When I first started, everything about the farm was unfamiliar. In fact, I was unprepared for how overwhelming being completely new and ignorant could feel. Early on, Marion and Lee went about their work and I followed along, responding to direction as necessary. This was particularly effective for one-off jobs like moving cattle or placing fencing.
Milking, by comparison, was quite different. Twice a day, every day, Stripey was milked. Each time, the procedure was long and complicated. The equipment needed to be sanitized, the cow cleaned, and the entire process executed in a specific order. On most occasions, the raw milk was bottled, adding another set of tasks to the job. The sheer number of steps made all of it impossible to master much less remember in a short amount of time.
Marion positioning the milking machine
Woodside Farm, New Zealand
With each repetition, however, I did start to learn, completing certain sequences without explicit direction. A few days into it, I was optimistic I could learn the entire procedure without assistance. Then I started making mistakes — skipping steps and forgetting measurements. Eventually, I was able to move past these errors, but the lesson was obvious. Learning isn’t always a simple, straightforward accumulation of skills and knowledge. We devote the time to learn, but must let go of any expectations related to speed and progress.

◆ **Required tasks**:
(a) Transcribe the farm passage between "When I first" and "amount of time.", inclusive.
(b) Pick up the farm passage after its last sentence and keep writing it.
The records play no part in what is asked here.

◆ **Recorded data**:

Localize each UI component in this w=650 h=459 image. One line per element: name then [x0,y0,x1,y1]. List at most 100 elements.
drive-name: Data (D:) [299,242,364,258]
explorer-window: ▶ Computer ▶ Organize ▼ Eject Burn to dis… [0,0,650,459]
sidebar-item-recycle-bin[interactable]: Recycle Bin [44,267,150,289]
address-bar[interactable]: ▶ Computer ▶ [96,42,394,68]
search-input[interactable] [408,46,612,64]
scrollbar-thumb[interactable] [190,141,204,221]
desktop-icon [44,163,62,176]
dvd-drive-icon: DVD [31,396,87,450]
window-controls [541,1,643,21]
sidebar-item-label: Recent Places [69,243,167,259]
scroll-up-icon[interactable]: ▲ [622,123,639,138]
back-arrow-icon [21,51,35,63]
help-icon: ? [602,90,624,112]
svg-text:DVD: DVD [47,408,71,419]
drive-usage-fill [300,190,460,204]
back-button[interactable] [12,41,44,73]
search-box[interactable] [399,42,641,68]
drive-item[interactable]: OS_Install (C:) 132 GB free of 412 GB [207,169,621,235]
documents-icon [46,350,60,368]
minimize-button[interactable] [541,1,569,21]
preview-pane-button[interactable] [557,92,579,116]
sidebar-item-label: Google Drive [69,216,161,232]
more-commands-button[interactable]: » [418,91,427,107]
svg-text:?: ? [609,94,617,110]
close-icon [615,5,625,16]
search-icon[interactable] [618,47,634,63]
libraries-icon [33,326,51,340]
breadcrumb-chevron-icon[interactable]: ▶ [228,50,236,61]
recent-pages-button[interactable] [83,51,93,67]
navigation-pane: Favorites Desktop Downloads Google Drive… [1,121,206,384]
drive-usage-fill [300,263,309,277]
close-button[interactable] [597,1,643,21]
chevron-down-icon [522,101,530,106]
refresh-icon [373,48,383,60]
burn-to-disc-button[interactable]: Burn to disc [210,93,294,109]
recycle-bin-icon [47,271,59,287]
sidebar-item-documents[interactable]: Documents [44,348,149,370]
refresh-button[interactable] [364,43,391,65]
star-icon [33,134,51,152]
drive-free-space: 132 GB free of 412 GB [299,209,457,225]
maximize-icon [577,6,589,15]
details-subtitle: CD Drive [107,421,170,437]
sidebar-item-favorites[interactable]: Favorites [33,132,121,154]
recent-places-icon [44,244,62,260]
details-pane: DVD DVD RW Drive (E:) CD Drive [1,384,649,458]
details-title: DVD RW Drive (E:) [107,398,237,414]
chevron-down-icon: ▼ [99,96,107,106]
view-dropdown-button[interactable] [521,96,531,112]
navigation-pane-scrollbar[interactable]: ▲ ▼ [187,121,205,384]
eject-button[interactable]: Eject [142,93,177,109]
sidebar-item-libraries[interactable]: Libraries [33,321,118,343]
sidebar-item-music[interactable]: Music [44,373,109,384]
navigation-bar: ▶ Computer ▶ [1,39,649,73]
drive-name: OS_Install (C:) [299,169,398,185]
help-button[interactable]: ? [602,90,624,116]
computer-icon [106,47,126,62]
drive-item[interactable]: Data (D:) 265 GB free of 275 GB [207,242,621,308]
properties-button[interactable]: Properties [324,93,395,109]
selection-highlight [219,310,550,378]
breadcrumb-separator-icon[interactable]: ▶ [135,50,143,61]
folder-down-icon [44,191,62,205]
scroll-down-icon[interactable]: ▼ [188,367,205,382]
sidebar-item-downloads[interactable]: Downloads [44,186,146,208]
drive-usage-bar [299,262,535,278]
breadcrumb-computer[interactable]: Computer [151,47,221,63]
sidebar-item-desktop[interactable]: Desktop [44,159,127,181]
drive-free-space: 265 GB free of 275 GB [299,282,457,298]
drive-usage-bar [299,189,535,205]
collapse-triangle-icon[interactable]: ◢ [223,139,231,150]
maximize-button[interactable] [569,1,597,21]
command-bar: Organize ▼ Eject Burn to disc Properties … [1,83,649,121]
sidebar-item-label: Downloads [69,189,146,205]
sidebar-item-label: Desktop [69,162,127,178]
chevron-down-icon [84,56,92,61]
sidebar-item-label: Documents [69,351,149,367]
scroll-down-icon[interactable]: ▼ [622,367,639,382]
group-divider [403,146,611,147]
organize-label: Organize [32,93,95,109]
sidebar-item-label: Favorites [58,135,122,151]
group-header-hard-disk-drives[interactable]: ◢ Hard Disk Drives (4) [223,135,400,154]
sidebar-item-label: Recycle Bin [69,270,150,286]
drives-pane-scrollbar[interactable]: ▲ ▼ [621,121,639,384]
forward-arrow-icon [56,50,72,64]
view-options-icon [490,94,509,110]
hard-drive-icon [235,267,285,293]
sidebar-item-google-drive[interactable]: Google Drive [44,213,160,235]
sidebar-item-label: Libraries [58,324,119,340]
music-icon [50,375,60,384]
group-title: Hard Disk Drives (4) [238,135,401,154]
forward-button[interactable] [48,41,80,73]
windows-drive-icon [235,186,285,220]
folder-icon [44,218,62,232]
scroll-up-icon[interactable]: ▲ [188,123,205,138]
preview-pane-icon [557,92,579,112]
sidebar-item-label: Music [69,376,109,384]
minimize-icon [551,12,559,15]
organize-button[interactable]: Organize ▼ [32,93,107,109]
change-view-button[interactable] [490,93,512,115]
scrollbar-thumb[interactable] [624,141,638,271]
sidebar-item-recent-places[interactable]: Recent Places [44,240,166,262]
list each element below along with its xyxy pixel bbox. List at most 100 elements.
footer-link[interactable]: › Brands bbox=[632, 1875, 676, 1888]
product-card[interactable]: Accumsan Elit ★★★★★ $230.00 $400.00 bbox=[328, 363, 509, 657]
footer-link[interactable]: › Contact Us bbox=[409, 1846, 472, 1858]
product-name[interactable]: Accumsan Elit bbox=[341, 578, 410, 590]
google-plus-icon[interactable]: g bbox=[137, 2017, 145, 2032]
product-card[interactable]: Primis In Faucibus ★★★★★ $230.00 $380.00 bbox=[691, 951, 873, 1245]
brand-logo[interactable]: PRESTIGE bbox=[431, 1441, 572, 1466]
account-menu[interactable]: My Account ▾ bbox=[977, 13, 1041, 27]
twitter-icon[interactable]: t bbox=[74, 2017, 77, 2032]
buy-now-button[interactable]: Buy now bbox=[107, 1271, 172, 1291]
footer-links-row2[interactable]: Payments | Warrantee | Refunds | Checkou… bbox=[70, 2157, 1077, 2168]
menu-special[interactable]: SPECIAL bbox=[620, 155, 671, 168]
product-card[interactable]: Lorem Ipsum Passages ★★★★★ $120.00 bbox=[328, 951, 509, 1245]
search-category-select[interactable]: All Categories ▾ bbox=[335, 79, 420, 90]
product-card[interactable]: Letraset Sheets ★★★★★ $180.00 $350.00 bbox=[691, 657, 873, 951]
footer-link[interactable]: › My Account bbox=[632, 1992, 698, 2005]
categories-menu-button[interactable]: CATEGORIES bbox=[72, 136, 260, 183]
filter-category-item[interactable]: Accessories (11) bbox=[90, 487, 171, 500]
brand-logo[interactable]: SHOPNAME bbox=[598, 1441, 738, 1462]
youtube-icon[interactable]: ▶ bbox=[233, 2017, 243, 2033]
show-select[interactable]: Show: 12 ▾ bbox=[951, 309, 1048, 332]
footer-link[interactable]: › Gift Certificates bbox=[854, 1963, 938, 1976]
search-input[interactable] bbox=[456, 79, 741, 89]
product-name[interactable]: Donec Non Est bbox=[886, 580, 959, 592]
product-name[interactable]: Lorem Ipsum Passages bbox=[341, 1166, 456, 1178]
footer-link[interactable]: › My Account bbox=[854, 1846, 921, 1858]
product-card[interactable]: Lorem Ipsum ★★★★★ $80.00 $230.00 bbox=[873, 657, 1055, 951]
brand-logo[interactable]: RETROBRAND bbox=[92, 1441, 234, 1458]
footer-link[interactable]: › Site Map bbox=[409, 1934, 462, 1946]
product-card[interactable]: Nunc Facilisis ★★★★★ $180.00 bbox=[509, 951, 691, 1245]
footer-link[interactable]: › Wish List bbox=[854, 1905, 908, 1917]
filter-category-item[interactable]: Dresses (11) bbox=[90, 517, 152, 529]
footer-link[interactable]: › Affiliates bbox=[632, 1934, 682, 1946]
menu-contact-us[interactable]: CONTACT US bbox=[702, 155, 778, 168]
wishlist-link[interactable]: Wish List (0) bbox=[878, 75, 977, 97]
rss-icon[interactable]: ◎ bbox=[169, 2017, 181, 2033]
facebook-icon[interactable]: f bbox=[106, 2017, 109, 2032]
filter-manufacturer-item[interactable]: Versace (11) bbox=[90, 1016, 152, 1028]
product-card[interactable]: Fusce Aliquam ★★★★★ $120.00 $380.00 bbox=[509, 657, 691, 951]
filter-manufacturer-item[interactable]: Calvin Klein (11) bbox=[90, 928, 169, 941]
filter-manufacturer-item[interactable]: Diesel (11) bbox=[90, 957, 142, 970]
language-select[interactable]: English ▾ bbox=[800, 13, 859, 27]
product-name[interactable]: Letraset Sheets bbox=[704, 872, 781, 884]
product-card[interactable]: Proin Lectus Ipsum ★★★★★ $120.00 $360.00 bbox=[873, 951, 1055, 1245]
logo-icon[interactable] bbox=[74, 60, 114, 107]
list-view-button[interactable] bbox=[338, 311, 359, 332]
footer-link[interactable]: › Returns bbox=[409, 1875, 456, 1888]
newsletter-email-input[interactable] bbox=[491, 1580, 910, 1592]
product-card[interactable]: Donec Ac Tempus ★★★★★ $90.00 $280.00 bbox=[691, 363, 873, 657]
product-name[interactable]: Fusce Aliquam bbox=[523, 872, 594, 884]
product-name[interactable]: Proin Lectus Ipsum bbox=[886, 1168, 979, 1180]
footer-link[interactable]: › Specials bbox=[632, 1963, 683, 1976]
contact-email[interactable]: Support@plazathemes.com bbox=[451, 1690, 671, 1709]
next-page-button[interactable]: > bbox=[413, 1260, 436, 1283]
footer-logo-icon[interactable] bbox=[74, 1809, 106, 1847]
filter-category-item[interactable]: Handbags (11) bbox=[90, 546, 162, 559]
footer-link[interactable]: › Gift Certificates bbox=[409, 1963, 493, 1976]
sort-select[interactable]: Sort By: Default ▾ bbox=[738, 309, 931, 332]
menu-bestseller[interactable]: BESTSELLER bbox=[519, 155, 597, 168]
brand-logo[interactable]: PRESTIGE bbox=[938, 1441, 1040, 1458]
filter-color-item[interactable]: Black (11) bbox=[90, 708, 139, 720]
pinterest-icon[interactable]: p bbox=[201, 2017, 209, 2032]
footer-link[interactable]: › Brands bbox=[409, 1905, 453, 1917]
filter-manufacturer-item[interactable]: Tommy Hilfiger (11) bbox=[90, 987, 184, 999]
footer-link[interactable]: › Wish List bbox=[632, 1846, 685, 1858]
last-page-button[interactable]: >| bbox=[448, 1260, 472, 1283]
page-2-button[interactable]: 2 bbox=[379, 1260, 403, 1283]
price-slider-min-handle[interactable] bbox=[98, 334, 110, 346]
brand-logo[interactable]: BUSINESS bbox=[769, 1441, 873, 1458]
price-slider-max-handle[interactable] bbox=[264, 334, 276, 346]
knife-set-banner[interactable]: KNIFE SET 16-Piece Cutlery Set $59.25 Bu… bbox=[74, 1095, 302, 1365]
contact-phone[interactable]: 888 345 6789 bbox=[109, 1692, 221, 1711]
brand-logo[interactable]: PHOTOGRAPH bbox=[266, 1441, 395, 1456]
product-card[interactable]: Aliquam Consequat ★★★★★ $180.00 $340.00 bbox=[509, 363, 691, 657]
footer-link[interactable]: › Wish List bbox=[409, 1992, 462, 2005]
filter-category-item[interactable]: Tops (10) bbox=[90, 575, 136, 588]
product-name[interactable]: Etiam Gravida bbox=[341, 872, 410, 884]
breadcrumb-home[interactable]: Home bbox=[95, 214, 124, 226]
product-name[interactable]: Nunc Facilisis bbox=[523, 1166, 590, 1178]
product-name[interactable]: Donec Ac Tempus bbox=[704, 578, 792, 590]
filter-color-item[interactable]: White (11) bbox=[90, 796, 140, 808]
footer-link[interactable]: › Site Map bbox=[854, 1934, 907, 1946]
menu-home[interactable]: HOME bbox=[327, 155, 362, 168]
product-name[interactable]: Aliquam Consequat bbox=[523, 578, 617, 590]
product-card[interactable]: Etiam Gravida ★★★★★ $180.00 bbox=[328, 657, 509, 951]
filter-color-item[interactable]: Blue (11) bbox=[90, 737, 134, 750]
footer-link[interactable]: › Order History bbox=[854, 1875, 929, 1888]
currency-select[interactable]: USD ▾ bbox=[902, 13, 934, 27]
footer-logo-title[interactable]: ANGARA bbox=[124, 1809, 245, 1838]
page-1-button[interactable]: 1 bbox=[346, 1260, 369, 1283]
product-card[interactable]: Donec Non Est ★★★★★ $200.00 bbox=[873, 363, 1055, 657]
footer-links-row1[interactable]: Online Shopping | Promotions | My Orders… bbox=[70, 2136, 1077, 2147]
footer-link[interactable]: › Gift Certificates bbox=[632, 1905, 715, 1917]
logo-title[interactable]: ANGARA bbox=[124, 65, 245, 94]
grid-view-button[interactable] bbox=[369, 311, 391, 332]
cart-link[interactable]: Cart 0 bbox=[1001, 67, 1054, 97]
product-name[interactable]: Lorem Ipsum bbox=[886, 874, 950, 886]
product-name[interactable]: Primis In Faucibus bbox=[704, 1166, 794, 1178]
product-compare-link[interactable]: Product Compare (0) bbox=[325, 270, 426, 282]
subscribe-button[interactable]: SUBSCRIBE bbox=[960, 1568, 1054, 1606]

◆ **Expected responses**:
(a)
When I first started, everything about the farm was unfamiliar. In fact, I was unprepared for how overwhelming being completely new and ignorant could feel. Early on, Marion and Lee went about their work and I followed along, responding to direction as necessary. This was particularly effective for one-off jobs like moving cattle or placing fencing.
Milking, by comparison, was quite different. Twice a day, every day, Stripey was milked. Each time, the procedure was long and complicated. The equipment needed to be sanitized, the cow cleaned, and the entire process executed in a specific order. On most occasions, the raw milk was bottled, adding another set of tasks to the job. The sheer number of steps made all of it impossible to master much less remember in a short amount of time.

(b)
Woodside Farm, New Zealand
As my time at Woodside continued, I developed a new appreciation for the work of farming itself. While farm labor can sometimes be strenuous or tedious, the connection between the effort expended and the output achieved is basic and clear. There is a special satisfaction to toil in the dirt and to produce the very food you eat.
There is also routine. To some degree, I started traveling to step away from routine. Yet, cow milking by definition occurred routinely, and routine in it of itself is not evil. Routine or more broadly regular work provides the scaffolding to craft a lifestyle and achieve ambitious goals.
It was also clear that even for a small farm like Woodside the work is never done. There are always jobs to be done and projects to start and finish. Fulfillment must be found in the day to day rather than some final achievement.
That said, I am proud of my contribution and grateful for my farming experience.
Chris capturing the incredible light at our campsite
Meatworks Beach, New Zealand
Lisa St. Aubin de Terán on travel.
Traveling is like flirting with life. It’s like saying, ‘I would stay and love you, but I have to go; this is my station.’
Kayak along the Abel Tasman Great Walk
Abel Tasman Coast Track, New Zealand
Long-term travel is an active endeavor. It takes energy to go out and genuinely experience a place. At the same time, it’s not all guaranteed to be easy or particularly remarkable. Such was my time on the road in New Zealand.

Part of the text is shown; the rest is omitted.